--- start GIVEN RECORDS ---

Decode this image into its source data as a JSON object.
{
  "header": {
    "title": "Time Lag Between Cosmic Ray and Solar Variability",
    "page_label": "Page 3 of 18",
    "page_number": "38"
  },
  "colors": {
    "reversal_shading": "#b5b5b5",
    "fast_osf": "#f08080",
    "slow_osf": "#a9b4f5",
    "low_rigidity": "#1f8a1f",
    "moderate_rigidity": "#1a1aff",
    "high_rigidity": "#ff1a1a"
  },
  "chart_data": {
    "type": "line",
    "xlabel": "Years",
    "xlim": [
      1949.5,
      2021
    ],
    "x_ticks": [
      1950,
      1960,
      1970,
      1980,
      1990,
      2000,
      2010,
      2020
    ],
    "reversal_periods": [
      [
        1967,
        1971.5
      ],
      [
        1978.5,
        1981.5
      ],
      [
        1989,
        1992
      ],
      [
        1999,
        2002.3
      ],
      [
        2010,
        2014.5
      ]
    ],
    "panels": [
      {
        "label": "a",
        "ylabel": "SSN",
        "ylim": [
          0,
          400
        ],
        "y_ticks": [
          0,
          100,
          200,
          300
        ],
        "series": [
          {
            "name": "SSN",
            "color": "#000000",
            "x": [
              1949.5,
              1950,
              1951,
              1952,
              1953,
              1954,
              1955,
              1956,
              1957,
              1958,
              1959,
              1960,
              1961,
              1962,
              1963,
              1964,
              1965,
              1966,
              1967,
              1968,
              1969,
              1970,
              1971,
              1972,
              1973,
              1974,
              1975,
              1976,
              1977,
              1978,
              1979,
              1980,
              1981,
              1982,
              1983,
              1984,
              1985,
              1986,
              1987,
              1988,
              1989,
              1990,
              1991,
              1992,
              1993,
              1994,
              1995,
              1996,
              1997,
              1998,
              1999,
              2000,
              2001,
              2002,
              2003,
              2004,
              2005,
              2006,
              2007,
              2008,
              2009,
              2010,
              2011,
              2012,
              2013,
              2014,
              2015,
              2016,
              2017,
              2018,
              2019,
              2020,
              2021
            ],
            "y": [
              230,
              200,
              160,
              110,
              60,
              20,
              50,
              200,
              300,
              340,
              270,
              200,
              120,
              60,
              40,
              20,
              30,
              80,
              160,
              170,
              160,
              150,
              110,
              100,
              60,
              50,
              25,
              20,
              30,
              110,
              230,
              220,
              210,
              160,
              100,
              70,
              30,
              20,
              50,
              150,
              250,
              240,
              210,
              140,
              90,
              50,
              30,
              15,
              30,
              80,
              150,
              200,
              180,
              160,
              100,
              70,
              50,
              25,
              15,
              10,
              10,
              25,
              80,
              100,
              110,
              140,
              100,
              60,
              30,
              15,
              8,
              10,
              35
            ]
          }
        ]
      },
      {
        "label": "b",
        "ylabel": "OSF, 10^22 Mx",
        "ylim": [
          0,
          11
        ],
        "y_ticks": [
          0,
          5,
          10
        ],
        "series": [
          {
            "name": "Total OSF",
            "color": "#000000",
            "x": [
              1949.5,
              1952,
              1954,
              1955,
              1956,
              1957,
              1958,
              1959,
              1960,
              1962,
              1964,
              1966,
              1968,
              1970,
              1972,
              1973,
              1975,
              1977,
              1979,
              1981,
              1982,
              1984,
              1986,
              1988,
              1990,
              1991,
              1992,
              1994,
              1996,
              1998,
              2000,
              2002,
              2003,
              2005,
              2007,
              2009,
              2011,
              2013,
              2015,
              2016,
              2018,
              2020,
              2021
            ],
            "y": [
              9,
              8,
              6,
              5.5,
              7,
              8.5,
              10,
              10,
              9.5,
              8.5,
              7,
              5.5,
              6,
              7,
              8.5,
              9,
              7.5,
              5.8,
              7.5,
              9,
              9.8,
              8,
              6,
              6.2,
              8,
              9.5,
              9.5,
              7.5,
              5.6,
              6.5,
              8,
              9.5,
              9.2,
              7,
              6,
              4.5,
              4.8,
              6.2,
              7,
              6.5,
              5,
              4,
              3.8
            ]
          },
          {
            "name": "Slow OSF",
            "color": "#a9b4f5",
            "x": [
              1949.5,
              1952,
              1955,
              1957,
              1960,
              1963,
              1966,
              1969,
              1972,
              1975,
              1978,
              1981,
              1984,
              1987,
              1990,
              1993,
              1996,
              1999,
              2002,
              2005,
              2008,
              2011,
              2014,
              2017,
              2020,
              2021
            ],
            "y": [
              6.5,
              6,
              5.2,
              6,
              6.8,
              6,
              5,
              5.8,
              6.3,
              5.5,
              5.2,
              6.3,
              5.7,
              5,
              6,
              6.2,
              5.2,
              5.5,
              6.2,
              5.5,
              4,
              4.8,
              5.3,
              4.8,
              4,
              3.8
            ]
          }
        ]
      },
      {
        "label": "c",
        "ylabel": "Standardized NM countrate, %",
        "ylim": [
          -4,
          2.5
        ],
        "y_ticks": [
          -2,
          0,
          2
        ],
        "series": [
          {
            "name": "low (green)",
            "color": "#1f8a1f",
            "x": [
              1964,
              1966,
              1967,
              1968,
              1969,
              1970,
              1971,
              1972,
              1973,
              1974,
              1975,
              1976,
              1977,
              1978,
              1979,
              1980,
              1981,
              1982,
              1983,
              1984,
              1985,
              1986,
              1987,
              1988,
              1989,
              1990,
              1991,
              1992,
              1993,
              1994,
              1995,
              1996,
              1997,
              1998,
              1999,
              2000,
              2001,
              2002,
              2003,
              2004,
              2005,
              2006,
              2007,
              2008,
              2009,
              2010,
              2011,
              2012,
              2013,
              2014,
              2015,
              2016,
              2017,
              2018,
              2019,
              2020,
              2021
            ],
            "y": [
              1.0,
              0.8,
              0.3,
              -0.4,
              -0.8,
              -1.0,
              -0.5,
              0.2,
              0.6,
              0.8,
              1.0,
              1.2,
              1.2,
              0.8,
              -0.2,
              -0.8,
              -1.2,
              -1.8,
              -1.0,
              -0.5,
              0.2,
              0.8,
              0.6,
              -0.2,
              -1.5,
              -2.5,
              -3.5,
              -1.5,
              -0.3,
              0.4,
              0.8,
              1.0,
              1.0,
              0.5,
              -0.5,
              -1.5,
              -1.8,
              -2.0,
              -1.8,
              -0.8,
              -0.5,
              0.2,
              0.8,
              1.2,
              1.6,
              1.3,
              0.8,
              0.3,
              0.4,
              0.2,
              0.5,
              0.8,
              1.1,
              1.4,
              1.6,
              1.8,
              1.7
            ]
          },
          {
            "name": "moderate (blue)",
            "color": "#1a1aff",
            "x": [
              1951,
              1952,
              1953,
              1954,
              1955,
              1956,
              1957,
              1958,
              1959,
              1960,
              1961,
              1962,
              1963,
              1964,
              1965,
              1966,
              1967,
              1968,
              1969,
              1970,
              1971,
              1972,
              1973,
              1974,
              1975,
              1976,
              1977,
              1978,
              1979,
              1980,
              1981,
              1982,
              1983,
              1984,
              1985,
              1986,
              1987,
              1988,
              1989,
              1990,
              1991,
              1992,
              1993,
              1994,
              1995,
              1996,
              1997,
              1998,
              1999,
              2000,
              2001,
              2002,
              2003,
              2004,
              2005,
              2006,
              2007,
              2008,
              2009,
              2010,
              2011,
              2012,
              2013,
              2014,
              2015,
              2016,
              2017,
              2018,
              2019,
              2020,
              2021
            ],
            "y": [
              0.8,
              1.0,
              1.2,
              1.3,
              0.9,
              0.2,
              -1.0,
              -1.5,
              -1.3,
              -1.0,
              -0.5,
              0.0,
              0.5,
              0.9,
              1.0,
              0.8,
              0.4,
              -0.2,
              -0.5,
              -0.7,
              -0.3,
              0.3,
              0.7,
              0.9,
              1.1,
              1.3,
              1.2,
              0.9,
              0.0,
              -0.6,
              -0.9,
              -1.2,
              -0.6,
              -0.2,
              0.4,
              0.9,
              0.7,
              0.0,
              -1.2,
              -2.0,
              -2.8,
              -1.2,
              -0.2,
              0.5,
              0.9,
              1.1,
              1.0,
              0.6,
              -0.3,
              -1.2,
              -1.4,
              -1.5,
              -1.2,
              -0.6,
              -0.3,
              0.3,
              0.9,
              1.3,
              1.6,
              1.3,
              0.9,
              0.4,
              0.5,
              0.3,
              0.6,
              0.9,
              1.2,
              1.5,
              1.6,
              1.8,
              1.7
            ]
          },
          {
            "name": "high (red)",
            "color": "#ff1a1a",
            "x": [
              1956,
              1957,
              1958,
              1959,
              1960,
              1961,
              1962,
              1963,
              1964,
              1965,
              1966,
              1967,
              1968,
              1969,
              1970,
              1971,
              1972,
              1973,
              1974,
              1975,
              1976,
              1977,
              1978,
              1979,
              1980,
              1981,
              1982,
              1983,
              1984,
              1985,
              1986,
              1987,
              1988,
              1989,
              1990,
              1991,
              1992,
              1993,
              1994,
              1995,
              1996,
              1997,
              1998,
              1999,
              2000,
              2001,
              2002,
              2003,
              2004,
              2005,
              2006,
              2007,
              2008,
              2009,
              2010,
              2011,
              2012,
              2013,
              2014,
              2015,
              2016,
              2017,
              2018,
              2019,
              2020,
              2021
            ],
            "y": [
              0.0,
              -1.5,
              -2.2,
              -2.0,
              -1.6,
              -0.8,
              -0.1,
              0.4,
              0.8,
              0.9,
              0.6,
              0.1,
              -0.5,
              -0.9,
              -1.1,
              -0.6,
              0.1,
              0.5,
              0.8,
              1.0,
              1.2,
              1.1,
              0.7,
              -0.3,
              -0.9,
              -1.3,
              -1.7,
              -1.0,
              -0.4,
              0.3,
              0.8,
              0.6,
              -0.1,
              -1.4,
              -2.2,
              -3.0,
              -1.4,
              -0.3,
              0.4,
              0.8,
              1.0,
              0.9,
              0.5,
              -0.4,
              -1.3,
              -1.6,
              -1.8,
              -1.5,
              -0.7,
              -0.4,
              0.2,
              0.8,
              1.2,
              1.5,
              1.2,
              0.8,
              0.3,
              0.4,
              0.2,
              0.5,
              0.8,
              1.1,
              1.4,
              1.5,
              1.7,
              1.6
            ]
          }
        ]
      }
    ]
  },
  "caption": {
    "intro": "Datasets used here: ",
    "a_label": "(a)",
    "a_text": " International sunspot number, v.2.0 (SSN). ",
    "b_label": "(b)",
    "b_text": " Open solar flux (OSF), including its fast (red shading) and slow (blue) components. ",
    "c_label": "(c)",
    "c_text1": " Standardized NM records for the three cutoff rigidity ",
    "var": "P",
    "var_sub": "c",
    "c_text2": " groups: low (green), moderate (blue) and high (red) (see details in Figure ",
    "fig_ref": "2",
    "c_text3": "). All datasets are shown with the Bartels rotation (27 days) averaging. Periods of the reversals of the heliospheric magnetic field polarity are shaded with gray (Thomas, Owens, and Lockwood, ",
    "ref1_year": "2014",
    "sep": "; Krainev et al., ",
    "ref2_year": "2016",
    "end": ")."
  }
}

--- end GIVEN RECORDS ---

■ DIRECTIVE: Where a line contains the string "blue", extract that line.

■ THE RESULT:
            "name": "moderate (blue)",
    "b_text": " Open solar flux (OSF), including its fast (red shading) and slow (blue) components. ",
    "c_text2": " groups: low (green), moderate (blue) and high (red) (see details in Figure ",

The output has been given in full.